- _Data shown_
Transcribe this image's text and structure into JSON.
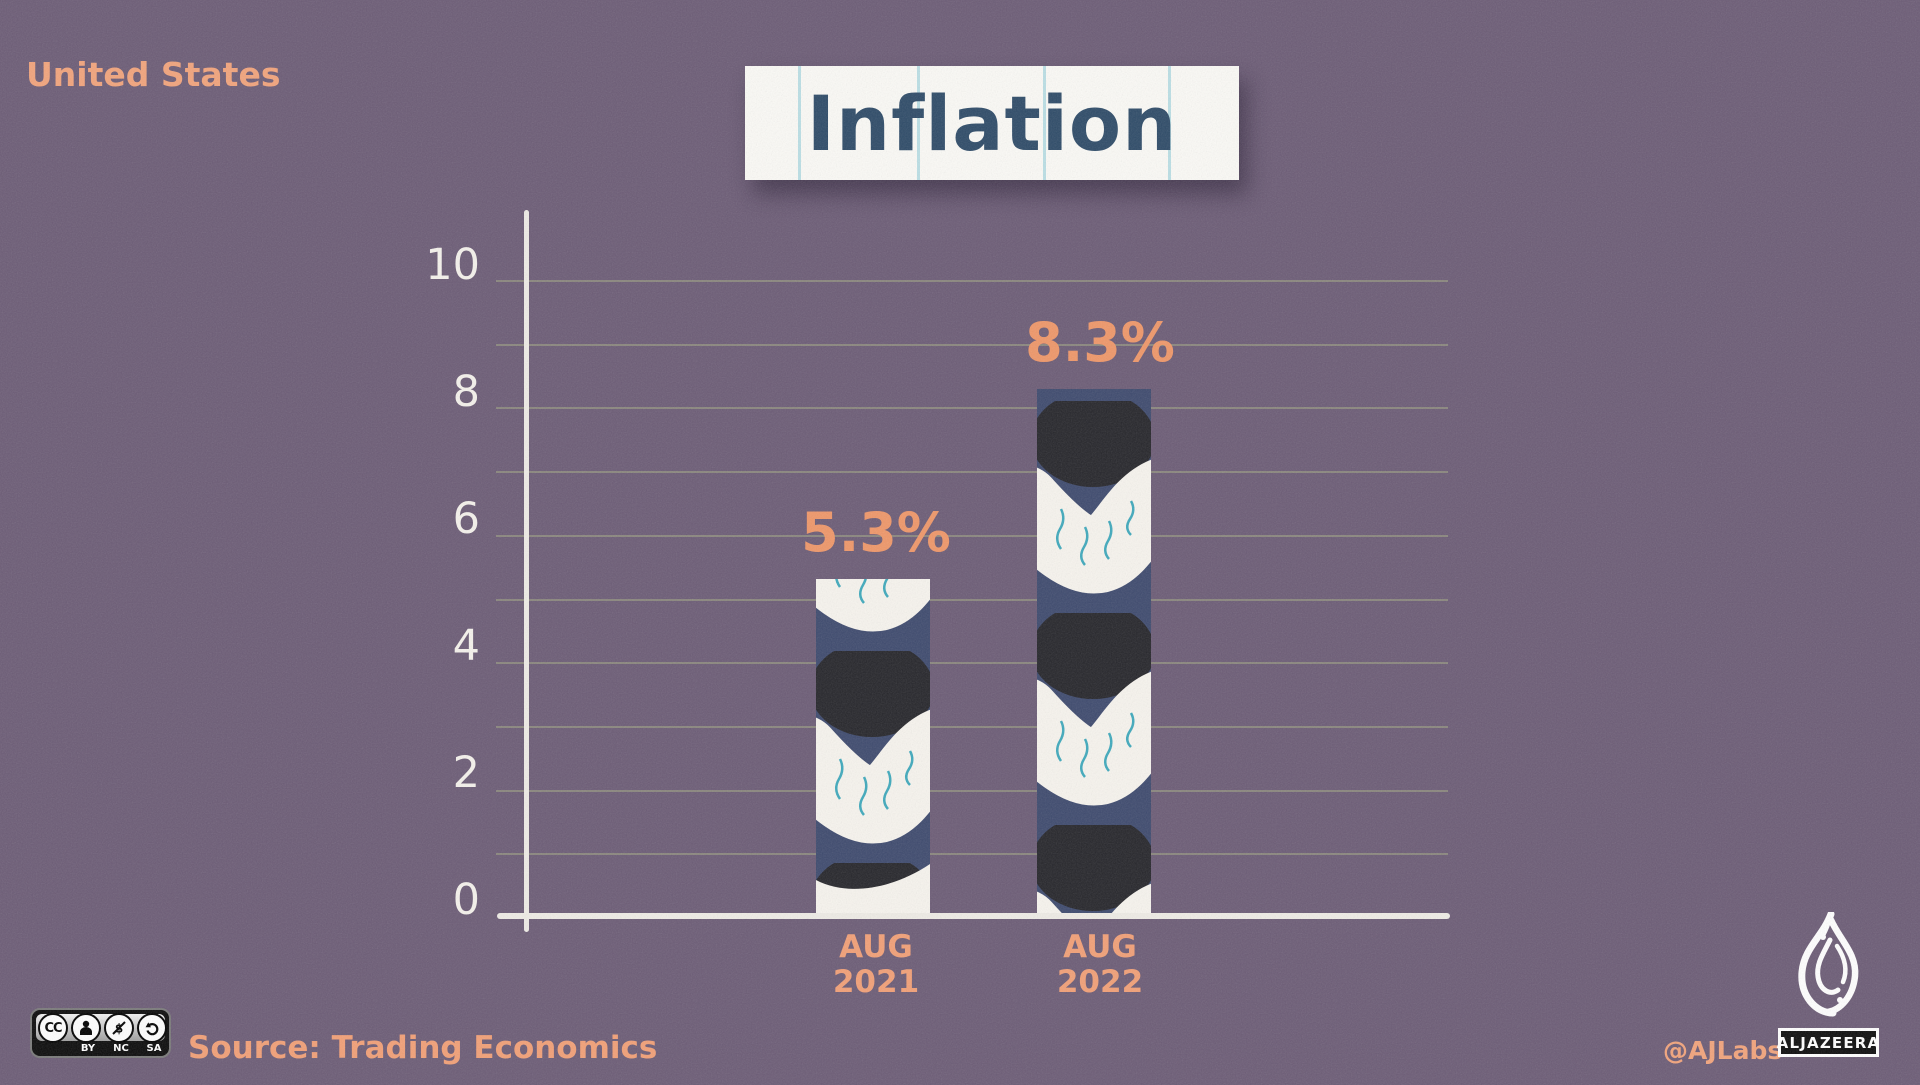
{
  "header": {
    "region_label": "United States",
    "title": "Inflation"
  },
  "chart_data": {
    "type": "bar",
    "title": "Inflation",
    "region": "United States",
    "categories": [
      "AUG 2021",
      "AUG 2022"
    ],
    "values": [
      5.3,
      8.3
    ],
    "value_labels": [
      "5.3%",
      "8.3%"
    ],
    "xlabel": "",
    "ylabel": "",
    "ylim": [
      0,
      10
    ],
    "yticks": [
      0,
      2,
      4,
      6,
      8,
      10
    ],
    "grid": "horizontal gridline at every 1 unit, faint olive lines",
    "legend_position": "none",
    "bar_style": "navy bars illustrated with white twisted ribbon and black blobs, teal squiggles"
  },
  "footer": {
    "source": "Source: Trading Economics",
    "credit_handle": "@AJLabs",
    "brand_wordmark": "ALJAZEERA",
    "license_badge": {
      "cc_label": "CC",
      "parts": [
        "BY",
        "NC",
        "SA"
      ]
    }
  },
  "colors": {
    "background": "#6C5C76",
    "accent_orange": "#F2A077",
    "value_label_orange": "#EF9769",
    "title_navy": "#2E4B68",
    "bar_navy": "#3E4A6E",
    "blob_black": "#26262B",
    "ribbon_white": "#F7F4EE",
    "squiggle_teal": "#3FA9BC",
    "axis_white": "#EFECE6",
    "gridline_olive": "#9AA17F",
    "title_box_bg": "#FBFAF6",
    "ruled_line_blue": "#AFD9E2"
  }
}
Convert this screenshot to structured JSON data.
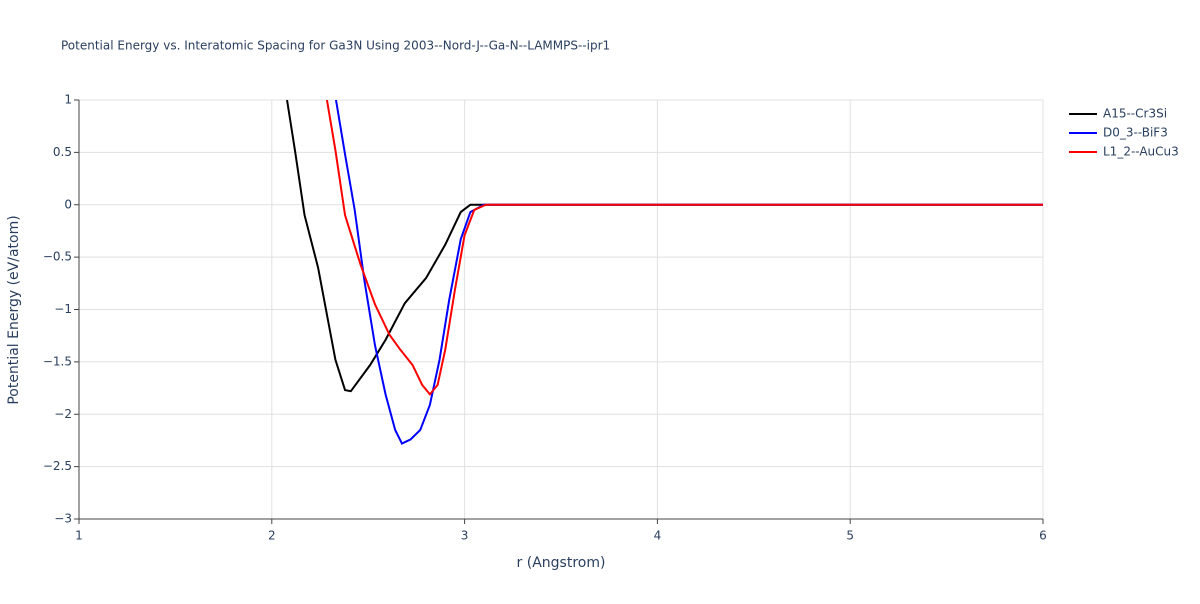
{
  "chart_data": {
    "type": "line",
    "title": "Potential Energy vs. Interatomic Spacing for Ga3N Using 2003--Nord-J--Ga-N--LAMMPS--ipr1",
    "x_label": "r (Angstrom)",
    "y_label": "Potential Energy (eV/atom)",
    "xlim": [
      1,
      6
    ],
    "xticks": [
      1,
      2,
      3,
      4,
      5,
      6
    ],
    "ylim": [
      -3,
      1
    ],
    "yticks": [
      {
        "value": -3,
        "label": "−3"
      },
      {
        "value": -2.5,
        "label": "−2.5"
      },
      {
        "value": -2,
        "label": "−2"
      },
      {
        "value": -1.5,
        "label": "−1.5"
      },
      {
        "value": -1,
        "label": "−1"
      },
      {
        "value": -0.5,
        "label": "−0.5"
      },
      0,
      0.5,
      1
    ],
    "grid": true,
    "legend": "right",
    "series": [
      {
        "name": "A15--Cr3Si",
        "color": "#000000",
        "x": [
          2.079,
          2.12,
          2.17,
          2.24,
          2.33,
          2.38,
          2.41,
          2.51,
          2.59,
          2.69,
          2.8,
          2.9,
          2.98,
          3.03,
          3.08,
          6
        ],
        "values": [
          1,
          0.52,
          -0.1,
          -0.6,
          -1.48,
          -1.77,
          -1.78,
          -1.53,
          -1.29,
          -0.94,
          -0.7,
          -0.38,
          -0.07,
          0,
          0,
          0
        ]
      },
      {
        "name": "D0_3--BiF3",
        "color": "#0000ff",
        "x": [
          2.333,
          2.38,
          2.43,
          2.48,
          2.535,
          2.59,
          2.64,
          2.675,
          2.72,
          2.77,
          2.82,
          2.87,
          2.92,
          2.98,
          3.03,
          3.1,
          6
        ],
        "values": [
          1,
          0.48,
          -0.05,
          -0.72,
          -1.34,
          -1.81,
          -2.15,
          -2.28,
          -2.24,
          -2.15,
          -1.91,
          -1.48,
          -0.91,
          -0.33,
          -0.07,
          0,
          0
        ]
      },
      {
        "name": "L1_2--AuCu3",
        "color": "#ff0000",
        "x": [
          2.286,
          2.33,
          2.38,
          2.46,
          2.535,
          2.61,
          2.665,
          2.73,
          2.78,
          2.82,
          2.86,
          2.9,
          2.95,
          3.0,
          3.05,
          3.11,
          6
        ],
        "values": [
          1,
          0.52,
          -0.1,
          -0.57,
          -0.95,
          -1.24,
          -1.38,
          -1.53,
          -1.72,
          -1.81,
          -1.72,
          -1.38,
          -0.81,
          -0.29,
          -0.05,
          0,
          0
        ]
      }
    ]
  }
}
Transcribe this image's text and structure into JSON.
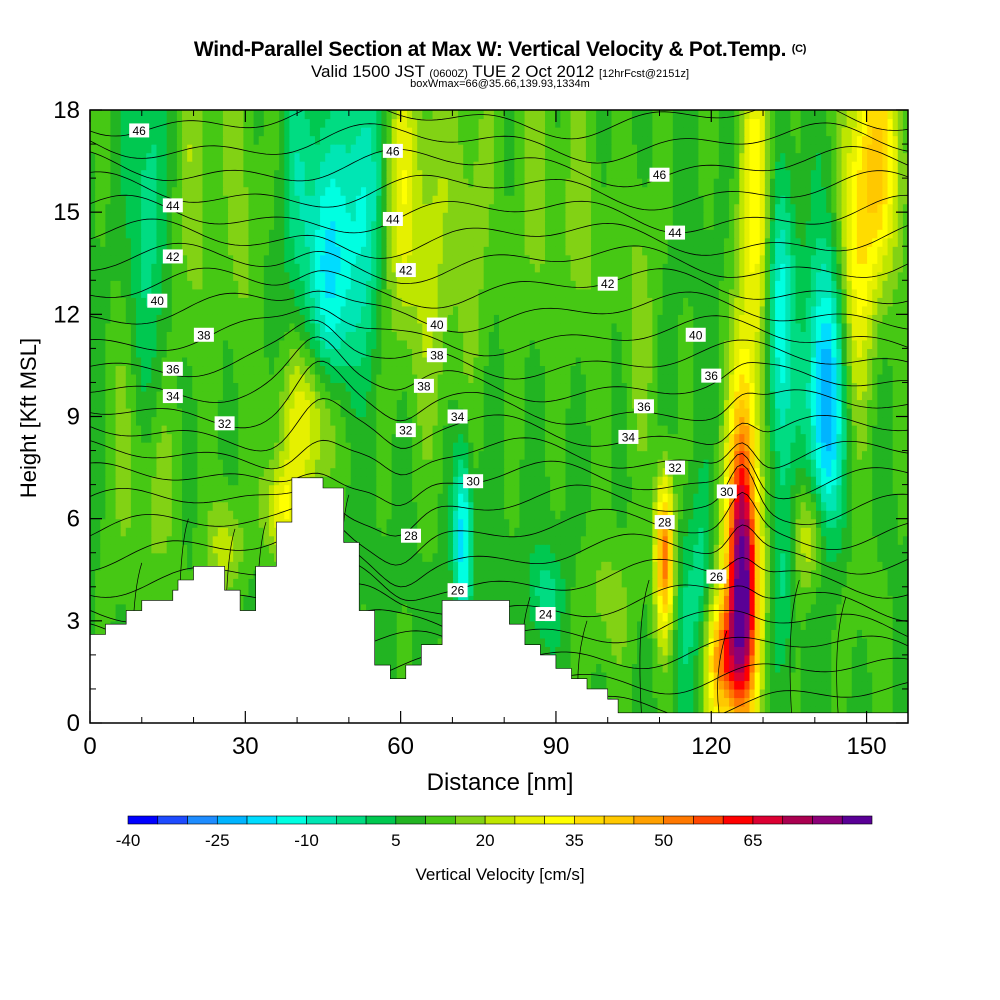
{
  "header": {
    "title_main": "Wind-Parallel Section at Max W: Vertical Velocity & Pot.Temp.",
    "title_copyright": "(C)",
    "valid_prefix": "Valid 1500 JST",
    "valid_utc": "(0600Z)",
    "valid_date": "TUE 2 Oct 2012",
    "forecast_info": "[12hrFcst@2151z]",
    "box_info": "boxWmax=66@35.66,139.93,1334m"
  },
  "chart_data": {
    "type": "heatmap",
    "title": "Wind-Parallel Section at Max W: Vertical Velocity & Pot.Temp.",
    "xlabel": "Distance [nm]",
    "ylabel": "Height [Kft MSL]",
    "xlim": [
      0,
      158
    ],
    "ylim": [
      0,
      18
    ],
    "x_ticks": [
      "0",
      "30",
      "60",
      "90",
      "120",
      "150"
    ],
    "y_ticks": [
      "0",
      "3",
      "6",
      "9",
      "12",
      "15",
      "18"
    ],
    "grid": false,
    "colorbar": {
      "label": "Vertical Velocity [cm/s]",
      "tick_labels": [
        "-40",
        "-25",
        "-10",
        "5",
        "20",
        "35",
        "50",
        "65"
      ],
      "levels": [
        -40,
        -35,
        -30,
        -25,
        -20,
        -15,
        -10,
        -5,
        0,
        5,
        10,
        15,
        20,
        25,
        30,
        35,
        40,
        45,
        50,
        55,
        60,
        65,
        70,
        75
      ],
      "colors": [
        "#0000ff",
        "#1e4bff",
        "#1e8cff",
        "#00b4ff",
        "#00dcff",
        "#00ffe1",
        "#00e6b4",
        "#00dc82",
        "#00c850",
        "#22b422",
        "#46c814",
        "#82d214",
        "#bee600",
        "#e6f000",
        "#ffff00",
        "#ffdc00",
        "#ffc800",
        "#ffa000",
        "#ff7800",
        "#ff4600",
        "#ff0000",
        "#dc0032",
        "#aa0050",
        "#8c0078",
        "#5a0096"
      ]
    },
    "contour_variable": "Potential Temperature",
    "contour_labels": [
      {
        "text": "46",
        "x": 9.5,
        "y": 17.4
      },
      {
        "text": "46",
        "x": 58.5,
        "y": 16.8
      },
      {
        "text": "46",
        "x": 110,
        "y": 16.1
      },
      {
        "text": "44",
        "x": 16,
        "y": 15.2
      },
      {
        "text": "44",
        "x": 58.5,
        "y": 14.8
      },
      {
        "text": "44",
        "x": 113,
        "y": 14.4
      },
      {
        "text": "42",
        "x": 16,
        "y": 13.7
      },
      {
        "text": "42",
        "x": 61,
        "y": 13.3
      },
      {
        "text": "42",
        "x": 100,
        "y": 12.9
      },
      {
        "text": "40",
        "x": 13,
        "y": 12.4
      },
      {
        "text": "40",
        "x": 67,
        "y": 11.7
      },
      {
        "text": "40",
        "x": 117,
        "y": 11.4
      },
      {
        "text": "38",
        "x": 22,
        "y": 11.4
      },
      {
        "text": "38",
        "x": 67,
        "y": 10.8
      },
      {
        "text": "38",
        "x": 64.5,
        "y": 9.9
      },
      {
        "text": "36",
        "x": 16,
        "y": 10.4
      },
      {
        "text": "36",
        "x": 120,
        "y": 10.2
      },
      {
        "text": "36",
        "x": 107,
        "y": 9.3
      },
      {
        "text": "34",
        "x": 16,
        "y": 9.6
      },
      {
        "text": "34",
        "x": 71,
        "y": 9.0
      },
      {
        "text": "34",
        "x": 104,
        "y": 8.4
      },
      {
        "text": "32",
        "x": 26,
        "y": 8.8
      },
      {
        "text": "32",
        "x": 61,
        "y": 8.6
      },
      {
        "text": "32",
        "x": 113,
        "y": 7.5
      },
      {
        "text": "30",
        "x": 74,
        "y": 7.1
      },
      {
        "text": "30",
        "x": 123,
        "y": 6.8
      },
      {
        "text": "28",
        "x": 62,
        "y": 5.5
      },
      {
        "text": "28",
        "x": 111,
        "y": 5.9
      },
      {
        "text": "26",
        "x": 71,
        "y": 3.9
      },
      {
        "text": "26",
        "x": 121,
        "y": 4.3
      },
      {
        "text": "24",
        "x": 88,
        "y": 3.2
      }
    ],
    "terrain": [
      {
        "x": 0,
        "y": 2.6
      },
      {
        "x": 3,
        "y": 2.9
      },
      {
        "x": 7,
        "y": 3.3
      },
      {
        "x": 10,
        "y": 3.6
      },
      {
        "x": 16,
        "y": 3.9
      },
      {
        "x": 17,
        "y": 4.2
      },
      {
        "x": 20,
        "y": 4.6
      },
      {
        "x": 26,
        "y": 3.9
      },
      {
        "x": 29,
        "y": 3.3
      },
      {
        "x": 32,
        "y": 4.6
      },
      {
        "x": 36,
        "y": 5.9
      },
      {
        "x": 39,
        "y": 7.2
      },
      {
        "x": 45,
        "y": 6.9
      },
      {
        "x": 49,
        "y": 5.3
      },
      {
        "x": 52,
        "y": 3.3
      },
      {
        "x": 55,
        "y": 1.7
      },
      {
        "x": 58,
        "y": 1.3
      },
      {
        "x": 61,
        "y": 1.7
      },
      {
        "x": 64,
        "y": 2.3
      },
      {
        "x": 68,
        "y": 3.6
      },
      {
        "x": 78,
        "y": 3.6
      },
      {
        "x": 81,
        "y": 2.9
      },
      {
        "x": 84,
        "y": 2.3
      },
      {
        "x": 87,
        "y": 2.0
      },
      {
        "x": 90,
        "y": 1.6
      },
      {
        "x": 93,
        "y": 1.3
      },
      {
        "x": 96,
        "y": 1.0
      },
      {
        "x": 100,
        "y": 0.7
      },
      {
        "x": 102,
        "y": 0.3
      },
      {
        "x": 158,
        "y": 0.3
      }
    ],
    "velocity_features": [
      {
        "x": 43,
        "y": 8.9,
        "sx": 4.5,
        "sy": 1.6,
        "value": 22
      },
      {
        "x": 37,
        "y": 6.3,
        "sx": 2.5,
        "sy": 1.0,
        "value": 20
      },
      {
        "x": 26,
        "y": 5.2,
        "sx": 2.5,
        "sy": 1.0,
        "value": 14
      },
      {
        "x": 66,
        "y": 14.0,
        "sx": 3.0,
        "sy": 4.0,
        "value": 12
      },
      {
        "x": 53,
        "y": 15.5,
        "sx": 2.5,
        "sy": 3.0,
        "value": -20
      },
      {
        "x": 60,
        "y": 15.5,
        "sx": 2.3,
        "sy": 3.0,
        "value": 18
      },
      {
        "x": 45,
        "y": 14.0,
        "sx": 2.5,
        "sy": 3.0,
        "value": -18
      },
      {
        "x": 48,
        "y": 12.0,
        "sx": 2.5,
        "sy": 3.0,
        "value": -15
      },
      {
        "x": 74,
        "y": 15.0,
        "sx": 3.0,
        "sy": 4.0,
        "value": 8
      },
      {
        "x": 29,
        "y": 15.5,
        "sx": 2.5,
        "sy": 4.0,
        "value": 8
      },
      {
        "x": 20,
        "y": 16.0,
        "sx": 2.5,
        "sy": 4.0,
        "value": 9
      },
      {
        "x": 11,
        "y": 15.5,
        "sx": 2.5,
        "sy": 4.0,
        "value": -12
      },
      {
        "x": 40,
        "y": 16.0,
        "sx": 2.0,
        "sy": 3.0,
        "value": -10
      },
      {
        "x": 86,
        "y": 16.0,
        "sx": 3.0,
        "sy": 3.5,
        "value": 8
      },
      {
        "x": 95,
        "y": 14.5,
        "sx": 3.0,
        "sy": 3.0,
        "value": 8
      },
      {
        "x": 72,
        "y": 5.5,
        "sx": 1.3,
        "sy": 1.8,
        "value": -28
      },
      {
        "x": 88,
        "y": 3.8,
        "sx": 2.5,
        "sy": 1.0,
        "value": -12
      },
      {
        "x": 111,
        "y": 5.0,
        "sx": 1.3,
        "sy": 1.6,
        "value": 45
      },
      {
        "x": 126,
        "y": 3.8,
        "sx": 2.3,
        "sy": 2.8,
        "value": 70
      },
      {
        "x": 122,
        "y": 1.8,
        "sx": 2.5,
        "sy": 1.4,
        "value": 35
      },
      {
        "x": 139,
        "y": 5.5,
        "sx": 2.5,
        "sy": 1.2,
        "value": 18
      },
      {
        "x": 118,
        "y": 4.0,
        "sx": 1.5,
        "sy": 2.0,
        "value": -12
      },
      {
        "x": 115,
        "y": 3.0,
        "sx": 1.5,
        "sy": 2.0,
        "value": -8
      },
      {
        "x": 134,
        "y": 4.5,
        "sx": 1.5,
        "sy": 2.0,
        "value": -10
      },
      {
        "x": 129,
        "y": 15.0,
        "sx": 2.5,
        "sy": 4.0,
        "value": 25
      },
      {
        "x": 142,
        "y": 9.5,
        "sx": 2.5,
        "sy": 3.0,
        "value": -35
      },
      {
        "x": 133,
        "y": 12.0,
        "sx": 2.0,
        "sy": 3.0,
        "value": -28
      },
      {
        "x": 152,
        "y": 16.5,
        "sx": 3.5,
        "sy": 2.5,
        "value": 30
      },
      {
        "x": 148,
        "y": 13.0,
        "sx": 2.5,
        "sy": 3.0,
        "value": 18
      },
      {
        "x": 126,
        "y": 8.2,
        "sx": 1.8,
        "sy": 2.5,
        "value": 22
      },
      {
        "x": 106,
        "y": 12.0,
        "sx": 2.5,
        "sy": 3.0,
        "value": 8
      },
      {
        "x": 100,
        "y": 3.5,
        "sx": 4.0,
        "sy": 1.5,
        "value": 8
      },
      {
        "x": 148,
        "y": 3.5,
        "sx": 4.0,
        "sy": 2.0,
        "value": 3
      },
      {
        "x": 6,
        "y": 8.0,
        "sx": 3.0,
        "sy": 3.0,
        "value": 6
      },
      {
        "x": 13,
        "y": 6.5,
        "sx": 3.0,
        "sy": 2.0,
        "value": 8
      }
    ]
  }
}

- _Given instruction_
In the entries above, find each line with the word "Vertical" and copy it.

- _Expected output_
    "title_main": "Wind-Parallel Section at Max W: Vertical Velocity & Pot.Temp.",
    "title": "Wind-Parallel Section at Max W: Vertical Velocity & Pot.Temp.",
      "label": "Vertical Velocity [cm/s]",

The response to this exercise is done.